▶ **What is required**
Please say how many lines of the listing hold "JSON", with no other words in the answer.

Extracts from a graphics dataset
>>>

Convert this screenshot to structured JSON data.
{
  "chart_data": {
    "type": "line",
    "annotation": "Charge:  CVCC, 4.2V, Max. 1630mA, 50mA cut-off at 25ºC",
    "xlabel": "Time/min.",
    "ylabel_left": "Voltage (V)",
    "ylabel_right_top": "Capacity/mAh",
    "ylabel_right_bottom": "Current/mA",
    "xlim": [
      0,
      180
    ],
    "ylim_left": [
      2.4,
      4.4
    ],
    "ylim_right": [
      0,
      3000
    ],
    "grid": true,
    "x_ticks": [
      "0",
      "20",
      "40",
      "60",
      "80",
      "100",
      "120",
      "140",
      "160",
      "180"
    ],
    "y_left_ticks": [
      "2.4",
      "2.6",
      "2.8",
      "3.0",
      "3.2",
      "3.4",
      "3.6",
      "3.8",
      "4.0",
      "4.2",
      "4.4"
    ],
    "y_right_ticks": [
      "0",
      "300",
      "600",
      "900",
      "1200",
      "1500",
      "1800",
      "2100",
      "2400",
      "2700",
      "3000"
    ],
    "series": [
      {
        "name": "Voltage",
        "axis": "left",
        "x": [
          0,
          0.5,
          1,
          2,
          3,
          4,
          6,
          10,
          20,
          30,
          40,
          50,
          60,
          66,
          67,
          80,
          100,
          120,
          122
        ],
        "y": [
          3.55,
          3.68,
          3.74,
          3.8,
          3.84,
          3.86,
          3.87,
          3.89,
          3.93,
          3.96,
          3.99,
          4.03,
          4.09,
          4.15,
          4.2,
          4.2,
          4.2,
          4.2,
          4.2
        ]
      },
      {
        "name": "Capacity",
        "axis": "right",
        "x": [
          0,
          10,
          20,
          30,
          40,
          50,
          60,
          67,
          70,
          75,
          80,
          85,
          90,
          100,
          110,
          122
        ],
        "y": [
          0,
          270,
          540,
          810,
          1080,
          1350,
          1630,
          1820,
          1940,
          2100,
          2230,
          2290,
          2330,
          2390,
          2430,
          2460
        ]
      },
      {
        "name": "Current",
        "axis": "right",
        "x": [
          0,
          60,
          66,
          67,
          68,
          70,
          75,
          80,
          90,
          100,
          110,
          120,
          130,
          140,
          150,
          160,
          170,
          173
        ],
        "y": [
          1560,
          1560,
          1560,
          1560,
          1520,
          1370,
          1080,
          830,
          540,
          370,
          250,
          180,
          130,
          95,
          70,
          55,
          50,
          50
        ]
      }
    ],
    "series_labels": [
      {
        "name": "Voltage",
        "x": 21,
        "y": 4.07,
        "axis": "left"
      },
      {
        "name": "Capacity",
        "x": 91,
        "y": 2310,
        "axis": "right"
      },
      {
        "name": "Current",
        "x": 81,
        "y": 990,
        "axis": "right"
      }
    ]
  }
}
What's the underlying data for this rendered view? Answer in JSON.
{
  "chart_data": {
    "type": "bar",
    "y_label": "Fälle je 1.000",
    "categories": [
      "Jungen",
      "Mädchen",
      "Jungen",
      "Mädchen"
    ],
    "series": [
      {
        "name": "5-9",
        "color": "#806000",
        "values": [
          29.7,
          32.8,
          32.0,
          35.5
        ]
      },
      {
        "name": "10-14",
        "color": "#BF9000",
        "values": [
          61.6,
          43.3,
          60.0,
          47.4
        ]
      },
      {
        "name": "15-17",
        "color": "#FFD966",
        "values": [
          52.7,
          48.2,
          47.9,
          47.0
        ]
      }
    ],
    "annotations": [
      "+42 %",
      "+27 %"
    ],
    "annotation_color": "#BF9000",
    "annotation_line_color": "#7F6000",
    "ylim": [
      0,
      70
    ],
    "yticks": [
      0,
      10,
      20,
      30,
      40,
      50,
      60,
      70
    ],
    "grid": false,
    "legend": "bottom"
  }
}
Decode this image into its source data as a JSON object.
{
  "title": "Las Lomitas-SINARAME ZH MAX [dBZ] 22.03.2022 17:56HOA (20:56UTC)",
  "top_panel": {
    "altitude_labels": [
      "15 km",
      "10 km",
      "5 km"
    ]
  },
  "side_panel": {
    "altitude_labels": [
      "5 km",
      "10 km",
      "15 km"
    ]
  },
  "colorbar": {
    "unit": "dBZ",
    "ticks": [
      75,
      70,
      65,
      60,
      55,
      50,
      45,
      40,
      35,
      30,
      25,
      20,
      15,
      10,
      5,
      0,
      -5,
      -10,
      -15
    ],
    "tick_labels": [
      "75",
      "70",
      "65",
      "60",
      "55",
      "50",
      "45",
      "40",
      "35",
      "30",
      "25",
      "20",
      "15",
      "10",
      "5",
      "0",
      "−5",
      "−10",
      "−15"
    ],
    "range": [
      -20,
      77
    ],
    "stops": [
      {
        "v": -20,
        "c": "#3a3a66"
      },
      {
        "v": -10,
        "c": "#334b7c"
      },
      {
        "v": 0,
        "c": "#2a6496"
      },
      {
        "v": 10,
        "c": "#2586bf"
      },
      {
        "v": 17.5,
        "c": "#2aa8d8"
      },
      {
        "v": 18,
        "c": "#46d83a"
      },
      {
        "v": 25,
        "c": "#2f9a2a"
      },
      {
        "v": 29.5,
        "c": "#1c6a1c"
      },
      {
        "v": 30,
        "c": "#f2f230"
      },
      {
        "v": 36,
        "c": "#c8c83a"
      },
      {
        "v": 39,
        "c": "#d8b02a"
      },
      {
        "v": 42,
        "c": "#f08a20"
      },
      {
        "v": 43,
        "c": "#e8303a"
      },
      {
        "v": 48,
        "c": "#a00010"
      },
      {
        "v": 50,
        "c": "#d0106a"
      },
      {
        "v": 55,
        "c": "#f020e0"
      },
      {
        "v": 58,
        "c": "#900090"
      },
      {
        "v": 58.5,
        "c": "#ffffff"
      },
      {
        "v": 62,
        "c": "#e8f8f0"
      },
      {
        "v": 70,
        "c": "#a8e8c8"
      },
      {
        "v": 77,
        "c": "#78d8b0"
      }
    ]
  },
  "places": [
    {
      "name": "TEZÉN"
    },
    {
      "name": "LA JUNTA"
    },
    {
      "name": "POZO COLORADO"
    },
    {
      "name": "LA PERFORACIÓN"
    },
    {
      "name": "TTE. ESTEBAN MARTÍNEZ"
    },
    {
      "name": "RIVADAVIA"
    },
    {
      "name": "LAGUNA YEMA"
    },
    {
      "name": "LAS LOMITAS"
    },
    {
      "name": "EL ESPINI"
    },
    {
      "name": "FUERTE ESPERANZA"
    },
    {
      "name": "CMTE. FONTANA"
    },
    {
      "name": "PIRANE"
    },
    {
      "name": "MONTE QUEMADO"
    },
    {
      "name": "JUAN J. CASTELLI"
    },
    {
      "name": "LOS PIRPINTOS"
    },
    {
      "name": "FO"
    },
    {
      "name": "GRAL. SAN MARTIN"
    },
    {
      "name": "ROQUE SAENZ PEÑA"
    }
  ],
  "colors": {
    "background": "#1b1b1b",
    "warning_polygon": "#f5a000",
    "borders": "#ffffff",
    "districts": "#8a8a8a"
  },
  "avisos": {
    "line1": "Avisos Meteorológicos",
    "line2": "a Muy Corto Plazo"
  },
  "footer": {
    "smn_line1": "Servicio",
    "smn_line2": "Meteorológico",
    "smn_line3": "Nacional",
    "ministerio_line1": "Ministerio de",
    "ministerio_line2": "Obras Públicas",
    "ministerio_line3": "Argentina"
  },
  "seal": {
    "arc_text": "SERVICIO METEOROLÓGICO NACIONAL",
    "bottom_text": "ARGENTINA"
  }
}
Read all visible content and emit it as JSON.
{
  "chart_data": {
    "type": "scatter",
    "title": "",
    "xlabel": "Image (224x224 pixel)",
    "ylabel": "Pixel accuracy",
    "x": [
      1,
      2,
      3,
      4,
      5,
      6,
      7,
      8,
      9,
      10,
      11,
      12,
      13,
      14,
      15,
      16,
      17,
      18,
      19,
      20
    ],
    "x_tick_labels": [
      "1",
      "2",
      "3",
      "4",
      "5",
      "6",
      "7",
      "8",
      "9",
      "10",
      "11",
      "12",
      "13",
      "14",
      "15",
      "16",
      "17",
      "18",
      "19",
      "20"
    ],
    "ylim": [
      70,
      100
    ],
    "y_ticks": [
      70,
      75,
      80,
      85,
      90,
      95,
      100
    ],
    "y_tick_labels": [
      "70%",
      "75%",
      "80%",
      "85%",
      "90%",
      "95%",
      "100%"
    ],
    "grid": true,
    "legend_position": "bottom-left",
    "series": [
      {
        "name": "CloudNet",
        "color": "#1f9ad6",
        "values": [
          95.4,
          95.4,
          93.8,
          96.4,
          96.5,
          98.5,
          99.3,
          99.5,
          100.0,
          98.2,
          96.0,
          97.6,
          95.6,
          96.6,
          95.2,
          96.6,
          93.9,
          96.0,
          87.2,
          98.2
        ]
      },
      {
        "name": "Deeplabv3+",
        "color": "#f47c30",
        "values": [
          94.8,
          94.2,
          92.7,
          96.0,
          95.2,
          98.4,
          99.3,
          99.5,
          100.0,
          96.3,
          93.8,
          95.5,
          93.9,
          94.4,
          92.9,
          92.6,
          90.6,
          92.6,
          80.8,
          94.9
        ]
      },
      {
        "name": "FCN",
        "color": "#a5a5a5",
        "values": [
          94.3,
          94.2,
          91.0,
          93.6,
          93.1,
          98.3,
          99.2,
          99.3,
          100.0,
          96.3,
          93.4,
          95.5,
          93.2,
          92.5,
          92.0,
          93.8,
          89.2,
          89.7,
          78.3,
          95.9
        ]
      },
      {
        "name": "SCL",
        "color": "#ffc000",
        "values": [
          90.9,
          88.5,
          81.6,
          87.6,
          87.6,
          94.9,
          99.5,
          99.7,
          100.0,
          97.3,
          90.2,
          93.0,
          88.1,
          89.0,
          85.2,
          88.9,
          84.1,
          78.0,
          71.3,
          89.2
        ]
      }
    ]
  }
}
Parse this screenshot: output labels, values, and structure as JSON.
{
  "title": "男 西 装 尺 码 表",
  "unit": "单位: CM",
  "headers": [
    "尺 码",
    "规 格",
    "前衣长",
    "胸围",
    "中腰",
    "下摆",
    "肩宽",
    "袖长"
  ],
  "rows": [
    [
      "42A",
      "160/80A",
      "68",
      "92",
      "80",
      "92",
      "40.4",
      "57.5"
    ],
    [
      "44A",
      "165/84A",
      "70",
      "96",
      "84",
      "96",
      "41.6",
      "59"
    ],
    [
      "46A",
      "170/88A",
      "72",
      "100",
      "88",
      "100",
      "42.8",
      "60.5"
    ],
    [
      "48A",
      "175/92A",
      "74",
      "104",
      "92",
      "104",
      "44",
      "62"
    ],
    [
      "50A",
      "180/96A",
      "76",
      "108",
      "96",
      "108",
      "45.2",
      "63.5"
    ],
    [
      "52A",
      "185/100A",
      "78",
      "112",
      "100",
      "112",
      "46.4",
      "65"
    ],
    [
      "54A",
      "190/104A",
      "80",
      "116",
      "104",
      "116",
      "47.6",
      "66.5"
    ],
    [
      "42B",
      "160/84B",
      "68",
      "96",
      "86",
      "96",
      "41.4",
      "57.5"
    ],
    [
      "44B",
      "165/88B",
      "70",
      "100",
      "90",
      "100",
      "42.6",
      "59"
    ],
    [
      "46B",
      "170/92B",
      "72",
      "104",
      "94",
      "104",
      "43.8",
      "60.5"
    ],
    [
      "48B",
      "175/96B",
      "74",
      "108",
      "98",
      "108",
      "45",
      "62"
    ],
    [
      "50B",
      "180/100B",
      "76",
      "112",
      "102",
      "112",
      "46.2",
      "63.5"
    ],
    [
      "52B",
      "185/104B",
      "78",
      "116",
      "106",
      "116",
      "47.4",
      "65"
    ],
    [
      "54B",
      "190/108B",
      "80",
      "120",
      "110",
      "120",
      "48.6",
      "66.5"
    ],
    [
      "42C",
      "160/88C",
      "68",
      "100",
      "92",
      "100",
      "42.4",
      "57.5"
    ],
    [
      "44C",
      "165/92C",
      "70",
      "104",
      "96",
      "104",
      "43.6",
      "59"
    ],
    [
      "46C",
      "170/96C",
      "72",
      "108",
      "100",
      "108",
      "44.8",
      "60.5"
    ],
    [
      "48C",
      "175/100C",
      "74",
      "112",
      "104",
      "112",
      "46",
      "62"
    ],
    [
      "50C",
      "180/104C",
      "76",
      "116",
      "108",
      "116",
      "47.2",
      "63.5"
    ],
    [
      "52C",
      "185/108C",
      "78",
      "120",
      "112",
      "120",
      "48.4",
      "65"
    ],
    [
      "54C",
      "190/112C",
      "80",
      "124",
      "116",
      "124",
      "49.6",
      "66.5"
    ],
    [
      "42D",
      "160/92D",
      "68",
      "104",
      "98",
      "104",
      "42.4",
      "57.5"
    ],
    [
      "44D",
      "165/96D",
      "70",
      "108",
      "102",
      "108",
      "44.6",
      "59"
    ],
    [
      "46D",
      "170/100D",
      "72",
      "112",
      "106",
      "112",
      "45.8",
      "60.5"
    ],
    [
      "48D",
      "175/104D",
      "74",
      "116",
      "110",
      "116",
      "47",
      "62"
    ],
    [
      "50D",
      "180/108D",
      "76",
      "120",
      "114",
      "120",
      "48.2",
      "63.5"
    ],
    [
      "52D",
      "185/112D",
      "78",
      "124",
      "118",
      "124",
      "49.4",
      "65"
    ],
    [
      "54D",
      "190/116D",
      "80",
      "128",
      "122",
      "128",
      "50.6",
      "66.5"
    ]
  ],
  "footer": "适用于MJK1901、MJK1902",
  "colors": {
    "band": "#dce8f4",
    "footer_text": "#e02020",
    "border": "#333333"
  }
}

<<<

▶ **Answer to the task**
5